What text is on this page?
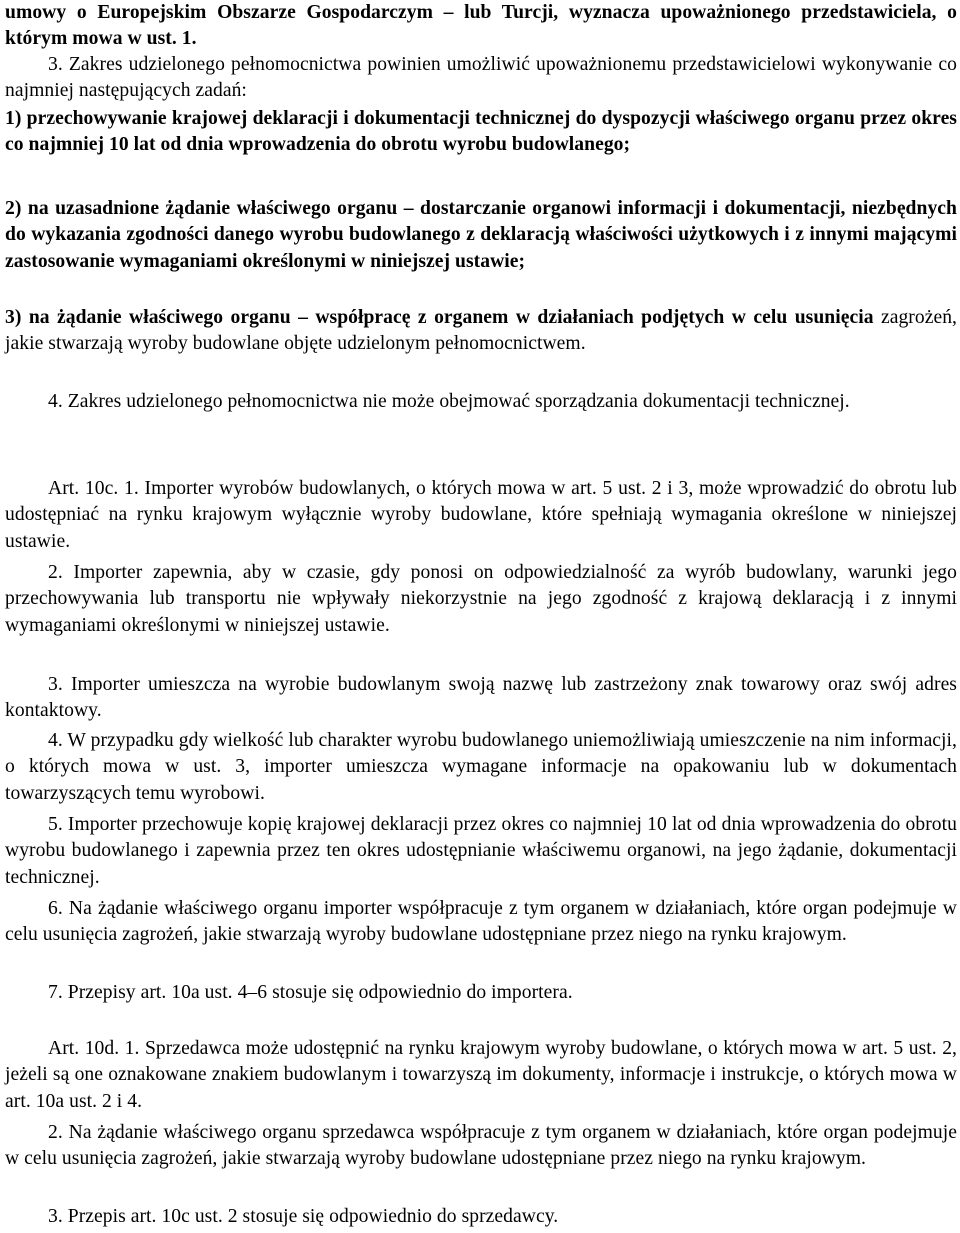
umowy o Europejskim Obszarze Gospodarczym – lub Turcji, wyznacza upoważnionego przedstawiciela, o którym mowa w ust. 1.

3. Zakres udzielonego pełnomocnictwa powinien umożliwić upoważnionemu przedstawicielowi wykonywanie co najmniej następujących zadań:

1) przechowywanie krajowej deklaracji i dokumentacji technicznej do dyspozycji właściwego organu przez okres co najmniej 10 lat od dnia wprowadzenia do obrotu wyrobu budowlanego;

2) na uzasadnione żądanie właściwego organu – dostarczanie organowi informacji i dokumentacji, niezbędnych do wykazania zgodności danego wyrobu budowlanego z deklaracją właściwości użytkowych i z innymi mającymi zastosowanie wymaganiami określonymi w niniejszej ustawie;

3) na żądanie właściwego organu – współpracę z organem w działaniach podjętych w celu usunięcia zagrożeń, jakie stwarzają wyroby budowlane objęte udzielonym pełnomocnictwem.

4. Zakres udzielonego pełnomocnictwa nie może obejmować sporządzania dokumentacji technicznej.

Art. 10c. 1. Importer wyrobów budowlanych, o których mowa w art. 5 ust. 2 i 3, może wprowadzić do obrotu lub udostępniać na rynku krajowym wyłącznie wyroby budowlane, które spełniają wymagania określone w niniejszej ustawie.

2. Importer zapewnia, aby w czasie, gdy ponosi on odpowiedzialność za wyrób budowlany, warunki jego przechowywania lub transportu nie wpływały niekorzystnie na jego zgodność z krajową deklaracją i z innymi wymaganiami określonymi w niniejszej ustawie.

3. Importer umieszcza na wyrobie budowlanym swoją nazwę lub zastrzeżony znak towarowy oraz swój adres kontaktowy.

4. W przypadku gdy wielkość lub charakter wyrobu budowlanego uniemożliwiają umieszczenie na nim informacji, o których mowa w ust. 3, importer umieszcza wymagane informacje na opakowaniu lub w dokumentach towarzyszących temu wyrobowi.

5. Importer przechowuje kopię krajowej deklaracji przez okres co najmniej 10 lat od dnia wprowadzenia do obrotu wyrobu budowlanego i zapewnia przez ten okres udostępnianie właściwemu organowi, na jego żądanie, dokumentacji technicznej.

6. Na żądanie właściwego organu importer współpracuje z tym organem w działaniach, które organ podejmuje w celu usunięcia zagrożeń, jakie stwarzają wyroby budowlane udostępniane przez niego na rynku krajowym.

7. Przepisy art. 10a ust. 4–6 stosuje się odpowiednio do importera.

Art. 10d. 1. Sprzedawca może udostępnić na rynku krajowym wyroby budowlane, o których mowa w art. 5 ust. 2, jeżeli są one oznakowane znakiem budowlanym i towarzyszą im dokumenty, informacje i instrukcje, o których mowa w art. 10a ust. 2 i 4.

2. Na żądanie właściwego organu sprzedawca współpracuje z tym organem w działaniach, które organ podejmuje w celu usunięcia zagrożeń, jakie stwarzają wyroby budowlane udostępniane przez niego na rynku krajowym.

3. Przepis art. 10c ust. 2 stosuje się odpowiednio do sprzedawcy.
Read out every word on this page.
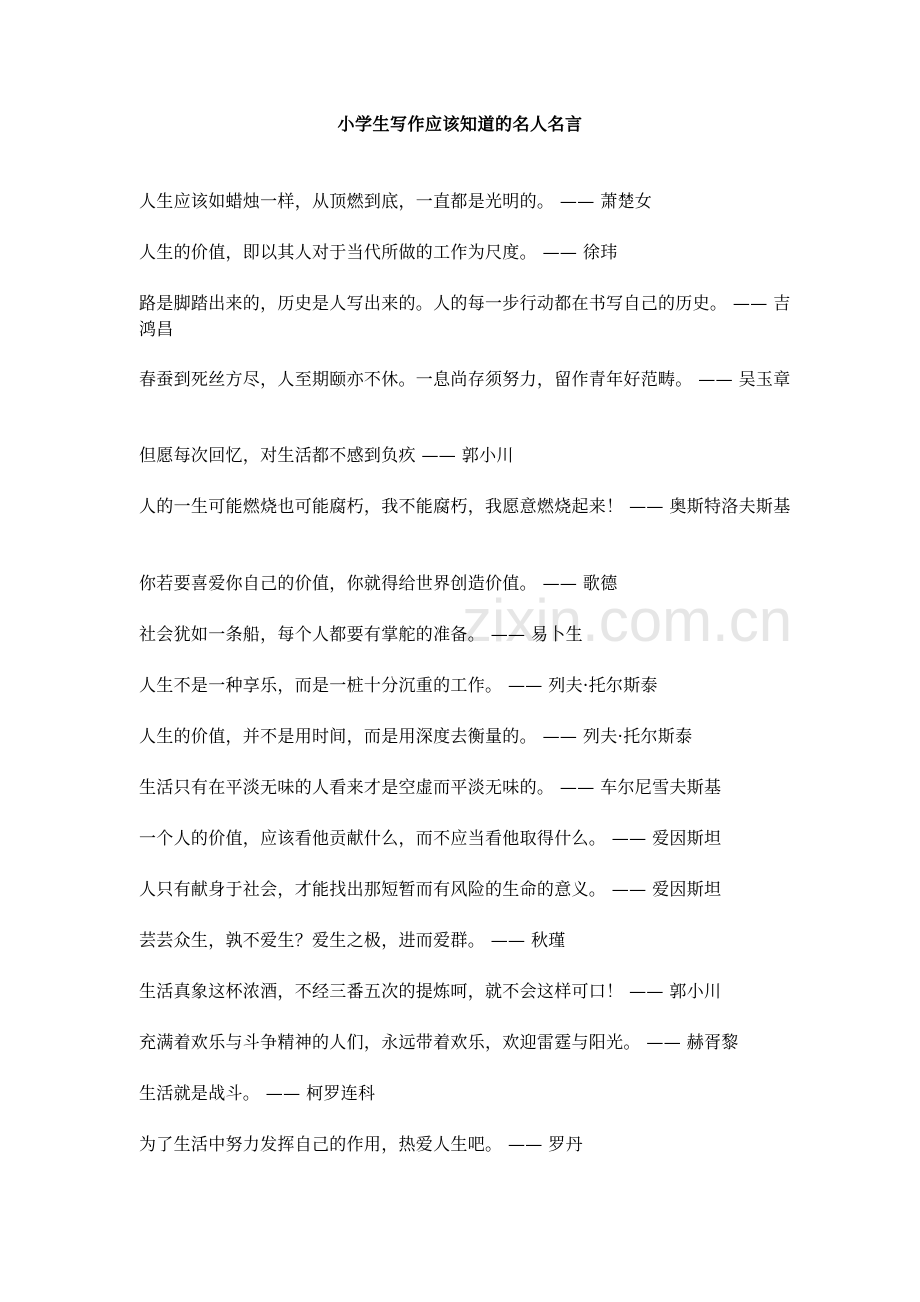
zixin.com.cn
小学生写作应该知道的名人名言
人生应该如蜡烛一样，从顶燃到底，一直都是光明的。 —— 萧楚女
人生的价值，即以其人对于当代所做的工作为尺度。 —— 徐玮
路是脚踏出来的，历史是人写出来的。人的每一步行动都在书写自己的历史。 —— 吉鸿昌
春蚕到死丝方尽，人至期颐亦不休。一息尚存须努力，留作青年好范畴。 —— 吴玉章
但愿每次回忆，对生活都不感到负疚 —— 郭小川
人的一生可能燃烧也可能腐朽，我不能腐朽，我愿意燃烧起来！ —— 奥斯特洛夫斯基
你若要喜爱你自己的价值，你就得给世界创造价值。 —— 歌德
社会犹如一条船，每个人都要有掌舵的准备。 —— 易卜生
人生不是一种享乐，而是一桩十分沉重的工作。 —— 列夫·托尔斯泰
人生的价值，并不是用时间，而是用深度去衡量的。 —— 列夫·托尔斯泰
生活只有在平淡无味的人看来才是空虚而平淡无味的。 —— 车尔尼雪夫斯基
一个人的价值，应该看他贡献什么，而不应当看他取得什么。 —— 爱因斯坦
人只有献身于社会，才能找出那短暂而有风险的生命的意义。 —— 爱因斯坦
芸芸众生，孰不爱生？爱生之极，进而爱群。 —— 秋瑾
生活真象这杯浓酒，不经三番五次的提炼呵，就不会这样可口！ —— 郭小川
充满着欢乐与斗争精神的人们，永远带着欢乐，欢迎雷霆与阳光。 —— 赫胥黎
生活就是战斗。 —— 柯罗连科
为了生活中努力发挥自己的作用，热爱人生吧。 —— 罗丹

=======

__WHAT YOU HAVE TO DO__. Return all of the data exactly as written, and drop the pictures.

__REPLY TO THE EXERCISE__.
What text is on this page?
umowy o Europejskim Obszarze Gospodarczym – lub Turcji, wyznacza upoważnionego przedstawiciela, o którym mowa w ust. 1.

3. Zakres udzielonego pełnomocnictwa powinien umożliwić upoważnionemu przedstawicielowi wykonywanie co najmniej następujących zadań:

1) przechowywanie krajowej deklaracji i dokumentacji technicznej do dyspozycji właściwego organu przez okres co najmniej 10 lat od dnia wprowadzenia do obrotu wyrobu budowlanego;

2) na uzasadnione żądanie właściwego organu – dostarczanie organowi informacji i dokumentacji, niezbędnych do wykazania zgodności danego wyrobu budowlanego z deklaracją właściwości użytkowych i z innymi mającymi zastosowanie wymaganiami określonymi w niniejszej ustawie;

3) na żądanie właściwego organu – współpracę z organem w działaniach podjętych w celu usunięcia zagrożeń, jakie stwarzają wyroby budowlane objęte udzielonym pełnomocnictwem.

4. Zakres udzielonego pełnomocnictwa nie może obejmować sporządzania dokumentacji technicznej.

Art. 10c. 1. Importer wyrobów budowlanych, o których mowa w art. 5 ust. 2 i 3, może wprowadzić do obrotu lub udostępniać na rynku krajowym wyłącznie wyroby budowlane, które spełniają wymagania określone w niniejszej ustawie.

2. Importer zapewnia, aby w czasie, gdy ponosi on odpowiedzialność za wyrób budowlany, warunki jego przechowywania lub transportu nie wpływały niekorzystnie na jego zgodność z krajową deklaracją i z innymi wymaganiami określonymi w niniejszej ustawie.

3. Importer umieszcza na wyrobie budowlanym swoją nazwę lub zastrzeżony znak towarowy oraz swój adres kontaktowy.

4. W przypadku gdy wielkość lub charakter wyrobu budowlanego uniemożliwiają umieszczenie na nim informacji, o których mowa w ust. 3, importer umieszcza wymagane informacje na opakowaniu lub w dokumentach towarzyszących temu wyrobowi.

5. Importer przechowuje kopię krajowej deklaracji przez okres co najmniej 10 lat od dnia wprowadzenia do obrotu wyrobu budowlanego i zapewnia przez ten okres udostępnianie właściwemu organowi, na jego żądanie, dokumentacji technicznej.

6. Na żądanie właściwego organu importer współpracuje z tym organem w działaniach, które organ podejmuje w celu usunięcia zagrożeń, jakie stwarzają wyroby budowlane udostępniane przez niego na rynku krajowym.

7. Przepisy art. 10a ust. 4–6 stosuje się odpowiednio do importera.

Art. 10d. 1. Sprzedawca może udostępnić na rynku krajowym wyroby budowlane, o których mowa w art. 5 ust. 2, jeżeli są one oznakowane znakiem budowlanym i towarzyszą im dokumenty, informacje i instrukcje, o których mowa w art. 10a ust. 2 i 4.

2. Na żądanie właściwego organu sprzedawca współpracuje z tym organem w działaniach, które organ podejmuje w celu usunięcia zagrożeń, jakie stwarzają wyroby budowlane udostępniane przez niego na rynku krajowym.

3. Przepis art. 10c ust. 2 stosuje się odpowiednio do sprzedawcy.
Read out every word on this page.
zixin.com.cn
小学生写作应该知道的名人名言
人生应该如蜡烛一样，从顶燃到底，一直都是光明的。 —— 萧楚女
人生的价值，即以其人对于当代所做的工作为尺度。 —— 徐玮
路是脚踏出来的，历史是人写出来的。人的每一步行动都在书写自己的历史。 —— 吉鸿昌
春蚕到死丝方尽，人至期颐亦不休。一息尚存须努力，留作青年好范畴。 —— 吴玉章
但愿每次回忆，对生活都不感到负疚 —— 郭小川
人的一生可能燃烧也可能腐朽，我不能腐朽，我愿意燃烧起来！ —— 奥斯特洛夫斯基
你若要喜爱你自己的价值，你就得给世界创造价值。 —— 歌德
社会犹如一条船，每个人都要有掌舵的准备。 —— 易卜生
人生不是一种享乐，而是一桩十分沉重的工作。 —— 列夫·托尔斯泰
人生的价值，并不是用时间，而是用深度去衡量的。 —— 列夫·托尔斯泰
生活只有在平淡无味的人看来才是空虚而平淡无味的。 —— 车尔尼雪夫斯基
一个人的价值，应该看他贡献什么，而不应当看他取得什么。 —— 爱因斯坦
人只有献身于社会，才能找出那短暂而有风险的生命的意义。 —— 爱因斯坦
芸芸众生，孰不爱生？爱生之极，进而爱群。 —— 秋瑾
生活真象这杯浓酒，不经三番五次的提炼呵，就不会这样可口！ —— 郭小川
充满着欢乐与斗争精神的人们，永远带着欢乐，欢迎雷霆与阳光。 —— 赫胥黎
生活就是战斗。 —— 柯罗连科
为了生活中努力发挥自己的作用，热爱人生吧。 —— 罗丹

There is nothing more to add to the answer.